(Collection entries)
===============

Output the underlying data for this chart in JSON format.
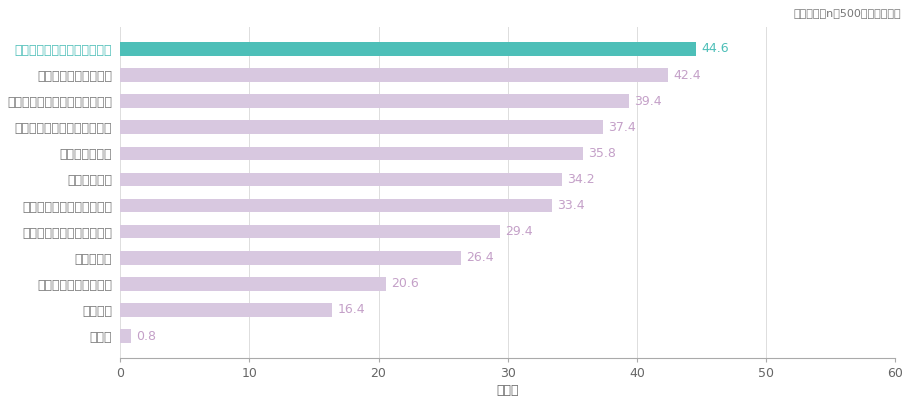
{
  "categories": [
    "部下とのコミュニケーション",
    "チーム内での情報共有",
    "部下同士のコミュニケーション",
    "部下の日々の業務の進捗管理",
    "部下の勤務管理",
    "一体感の醸成",
    "部下の時間の使い方の管理",
    "メンバー間の公平感の確立",
    "部下の評価",
    "部下の健康状態の管理",
    "特にない",
    "その他"
  ],
  "values": [
    44.6,
    42.4,
    39.4,
    37.4,
    35.8,
    34.2,
    33.4,
    29.4,
    26.4,
    20.6,
    16.4,
    0.8
  ],
  "bar_colors": [
    "#4DBFB8",
    "#D8C8E0",
    "#D8C8E0",
    "#D8C8E0",
    "#D8C8E0",
    "#D8C8E0",
    "#D8C8E0",
    "#D8C8E0",
    "#D8C8E0",
    "#D8C8E0",
    "#D8C8E0",
    "#D8C8E0"
  ],
  "label_colors": [
    "#4DBFB8",
    "#C4A0C8",
    "#C4A0C8",
    "#C4A0C8",
    "#C4A0C8",
    "#C4A0C8",
    "#C4A0C8",
    "#C4A0C8",
    "#C4A0C8",
    "#C4A0C8",
    "#C4A0C8",
    "#C4A0C8"
  ],
  "y_label_colors": [
    "#4DBFB8",
    "#777777",
    "#777777",
    "#777777",
    "#777777",
    "#777777",
    "#777777",
    "#777777",
    "#777777",
    "#777777",
    "#777777",
    "#777777"
  ],
  "top_note": "単位：％（n＝500，複数回答）",
  "xlabel": "（％）",
  "xlim": [
    0,
    60
  ],
  "xticks": [
    0,
    10,
    20,
    30,
    40,
    50,
    60
  ],
  "background_color": "#ffffff",
  "bar_height": 0.52
}
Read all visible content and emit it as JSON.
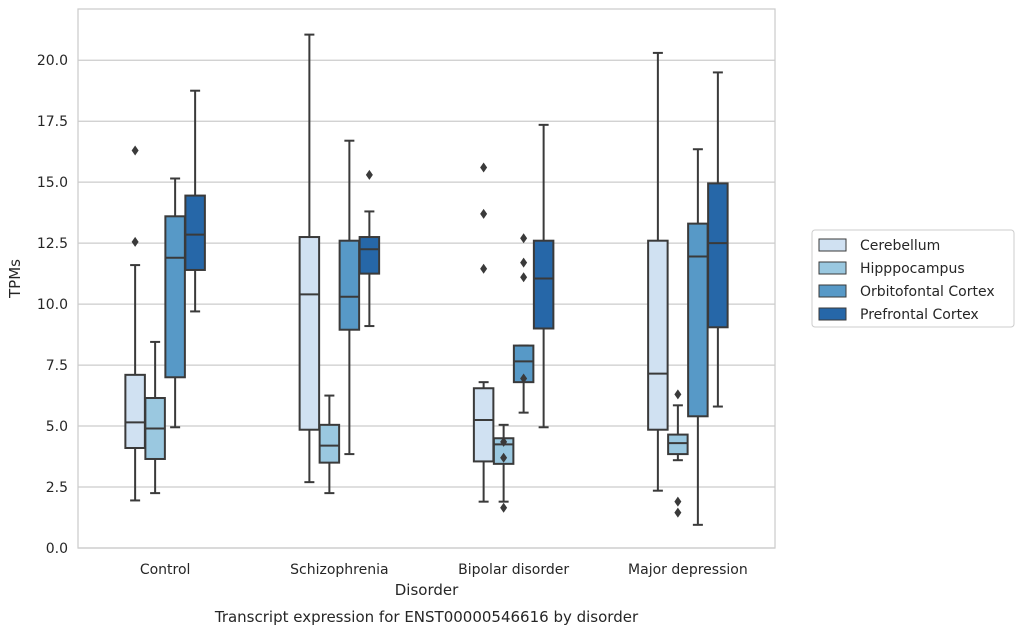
{
  "chart_data": {
    "type": "box",
    "title": "Transcript expression for ENST00000546616 by disorder",
    "xlabel": "Disorder",
    "ylabel": "TPMs",
    "ylim": [
      0,
      22.1
    ],
    "yticks": [
      "0.0",
      "2.5",
      "5.0",
      "7.5",
      "10.0",
      "12.5",
      "15.0",
      "17.5",
      "20.0"
    ],
    "grid": true,
    "legend_position": "right",
    "categories": [
      "Control",
      "Schizophrenia",
      "Bipolar disorder",
      "Major depression"
    ],
    "series": [
      {
        "name": "Cerebellum",
        "color": "#d0e1f2",
        "boxes": [
          {
            "low": 1.95,
            "q1": 4.1,
            "median": 5.15,
            "q3": 7.1,
            "high": 11.6,
            "outliers": [
              12.55,
              16.3
            ]
          },
          {
            "low": 2.7,
            "q1": 4.85,
            "median": 10.4,
            "q3": 12.75,
            "high": 21.05,
            "outliers": []
          },
          {
            "low": 1.9,
            "q1": 3.55,
            "median": 5.25,
            "q3": 6.55,
            "high": 6.8,
            "outliers": [
              11.45,
              13.7,
              15.6
            ]
          },
          {
            "low": 2.35,
            "q1": 4.85,
            "median": 7.15,
            "q3": 12.6,
            "high": 20.3,
            "outliers": []
          }
        ]
      },
      {
        "name": "Hipppocampus",
        "color": "#9ac8e0",
        "boxes": [
          {
            "low": 2.25,
            "q1": 3.65,
            "median": 4.9,
            "q3": 6.15,
            "high": 8.45,
            "outliers": []
          },
          {
            "low": 2.25,
            "q1": 3.5,
            "median": 4.2,
            "q3": 5.05,
            "high": 6.25,
            "outliers": []
          },
          {
            "low": 1.9,
            "q1": 3.45,
            "median": 4.25,
            "q3": 4.5,
            "high": 5.05,
            "outliers": [
              1.65,
              3.7,
              4.35
            ]
          },
          {
            "low": 3.6,
            "q1": 3.85,
            "median": 4.3,
            "q3": 4.65,
            "high": 5.85,
            "outliers": [
              1.45,
              1.9,
              6.3
            ]
          }
        ]
      },
      {
        "name": "Orbitofontal Cortex",
        "color": "#5799c7",
        "boxes": [
          {
            "low": 4.95,
            "q1": 7.0,
            "median": 11.9,
            "q3": 13.6,
            "high": 15.15,
            "outliers": []
          },
          {
            "low": 3.85,
            "q1": 8.95,
            "median": 10.3,
            "q3": 12.6,
            "high": 16.7,
            "outliers": []
          },
          {
            "low": 5.55,
            "q1": 6.8,
            "median": 7.65,
            "q3": 8.3,
            "high": 8.3,
            "outliers": [
              6.95,
              11.1,
              11.7,
              12.7
            ]
          },
          {
            "low": 0.95,
            "q1": 5.4,
            "median": 11.95,
            "q3": 13.3,
            "high": 16.35,
            "outliers": []
          }
        ]
      },
      {
        "name": "Prefrontal Cortex",
        "color": "#2667a8",
        "boxes": [
          {
            "low": 9.7,
            "q1": 11.4,
            "median": 12.85,
            "q3": 14.45,
            "high": 18.75,
            "outliers": []
          },
          {
            "low": 9.1,
            "q1": 11.25,
            "median": 12.25,
            "q3": 12.75,
            "high": 13.8,
            "outliers": [
              15.3
            ]
          },
          {
            "low": 4.95,
            "q1": 9.0,
            "median": 11.05,
            "q3": 12.6,
            "high": 17.35,
            "outliers": []
          },
          {
            "low": 5.8,
            "q1": 9.05,
            "median": 12.5,
            "q3": 14.95,
            "high": 19.5,
            "outliers": []
          }
        ]
      }
    ]
  }
}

===============

Task:
Copy the data character for character, but drop all pictures from the copy.

Output for this exercise:
Output the underlying data for this chart in JSON format.
{
  "categories": [
    "部下とのコミュニケーション",
    "チーム内での情報共有",
    "部下同士のコミュニケーション",
    "部下の日々の業務の進捗管理",
    "部下の勤務管理",
    "一体感の醸成",
    "部下の時間の使い方の管理",
    "メンバー間の公平感の確立",
    "部下の評価",
    "部下の健康状態の管理",
    "特にない",
    "その他"
  ],
  "values": [
    44.6,
    42.4,
    39.4,
    37.4,
    35.8,
    34.2,
    33.4,
    29.4,
    26.4,
    20.6,
    16.4,
    0.8
  ],
  "bar_colors": [
    "#4DBFB8",
    "#D8C8E0",
    "#D8C8E0",
    "#D8C8E0",
    "#D8C8E0",
    "#D8C8E0",
    "#D8C8E0",
    "#D8C8E0",
    "#D8C8E0",
    "#D8C8E0",
    "#D8C8E0",
    "#D8C8E0"
  ],
  "label_colors": [
    "#4DBFB8",
    "#C4A0C8",
    "#C4A0C8",
    "#C4A0C8",
    "#C4A0C8",
    "#C4A0C8",
    "#C4A0C8",
    "#C4A0C8",
    "#C4A0C8",
    "#C4A0C8",
    "#C4A0C8",
    "#C4A0C8"
  ],
  "y_label_colors": [
    "#4DBFB8",
    "#777777",
    "#777777",
    "#777777",
    "#777777",
    "#777777",
    "#777777",
    "#777777",
    "#777777",
    "#777777",
    "#777777",
    "#777777"
  ],
  "top_note": "単位：％（n＝500，複数回答）",
  "xlabel": "（％）",
  "xlim": [
    0,
    60
  ],
  "xticks": [
    0,
    10,
    20,
    30,
    40,
    50,
    60
  ],
  "background_color": "#ffffff",
  "bar_height": 0.52
}
Read all visible content and emit it as JSON.
{
  "chart_data": {
    "type": "box",
    "title": "Transcript expression for ENST00000546616 by disorder",
    "xlabel": "Disorder",
    "ylabel": "TPMs",
    "ylim": [
      0,
      22.1
    ],
    "yticks": [
      "0.0",
      "2.5",
      "5.0",
      "7.5",
      "10.0",
      "12.5",
      "15.0",
      "17.5",
      "20.0"
    ],
    "grid": true,
    "legend_position": "right",
    "categories": [
      "Control",
      "Schizophrenia",
      "Bipolar disorder",
      "Major depression"
    ],
    "series": [
      {
        "name": "Cerebellum",
        "color": "#d0e1f2",
        "boxes": [
          {
            "low": 1.95,
            "q1": 4.1,
            "median": 5.15,
            "q3": 7.1,
            "high": 11.6,
            "outliers": [
              12.55,
              16.3
            ]
          },
          {
            "low": 2.7,
            "q1": 4.85,
            "median": 10.4,
            "q3": 12.75,
            "high": 21.05,
            "outliers": []
          },
          {
            "low": 1.9,
            "q1": 3.55,
            "median": 5.25,
            "q3": 6.55,
            "high": 6.8,
            "outliers": [
              11.45,
              13.7,
              15.6
            ]
          },
          {
            "low": 2.35,
            "q1": 4.85,
            "median": 7.15,
            "q3": 12.6,
            "high": 20.3,
            "outliers": []
          }
        ]
      },
      {
        "name": "Hipppocampus",
        "color": "#9ac8e0",
        "boxes": [
          {
            "low": 2.25,
            "q1": 3.65,
            "median": 4.9,
            "q3": 6.15,
            "high": 8.45,
            "outliers": []
          },
          {
            "low": 2.25,
            "q1": 3.5,
            "median": 4.2,
            "q3": 5.05,
            "high": 6.25,
            "outliers": []
          },
          {
            "low": 1.9,
            "q1": 3.45,
            "median": 4.25,
            "q3": 4.5,
            "high": 5.05,
            "outliers": [
              1.65,
              3.7,
              4.35
            ]
          },
          {
            "low": 3.6,
            "q1": 3.85,
            "median": 4.3,
            "q3": 4.65,
            "high": 5.85,
            "outliers": [
              1.45,
              1.9,
              6.3
            ]
          }
        ]
      },
      {
        "name": "Orbitofontal Cortex",
        "color": "#5799c7",
        "boxes": [
          {
            "low": 4.95,
            "q1": 7.0,
            "median": 11.9,
            "q3": 13.6,
            "high": 15.15,
            "outliers": []
          },
          {
            "low": 3.85,
            "q1": 8.95,
            "median": 10.3,
            "q3": 12.6,
            "high": 16.7,
            "outliers": []
          },
          {
            "low": 5.55,
            "q1": 6.8,
            "median": 7.65,
            "q3": 8.3,
            "high": 8.3,
            "outliers": [
              6.95,
              11.1,
              11.7,
              12.7
            ]
          },
          {
            "low": 0.95,
            "q1": 5.4,
            "median": 11.95,
            "q3": 13.3,
            "high": 16.35,
            "outliers": []
          }
        ]
      },
      {
        "name": "Prefrontal Cortex",
        "color": "#2667a8",
        "boxes": [
          {
            "low": 9.7,
            "q1": 11.4,
            "median": 12.85,
            "q3": 14.45,
            "high": 18.75,
            "outliers": []
          },
          {
            "low": 9.1,
            "q1": 11.25,
            "median": 12.25,
            "q3": 12.75,
            "high": 13.8,
            "outliers": [
              15.3
            ]
          },
          {
            "low": 4.95,
            "q1": 9.0,
            "median": 11.05,
            "q3": 12.6,
            "high": 17.35,
            "outliers": []
          },
          {
            "low": 5.8,
            "q1": 9.05,
            "median": 12.5,
            "q3": 14.95,
            "high": 19.5,
            "outliers": []
          }
        ]
      }
    ]
  }
}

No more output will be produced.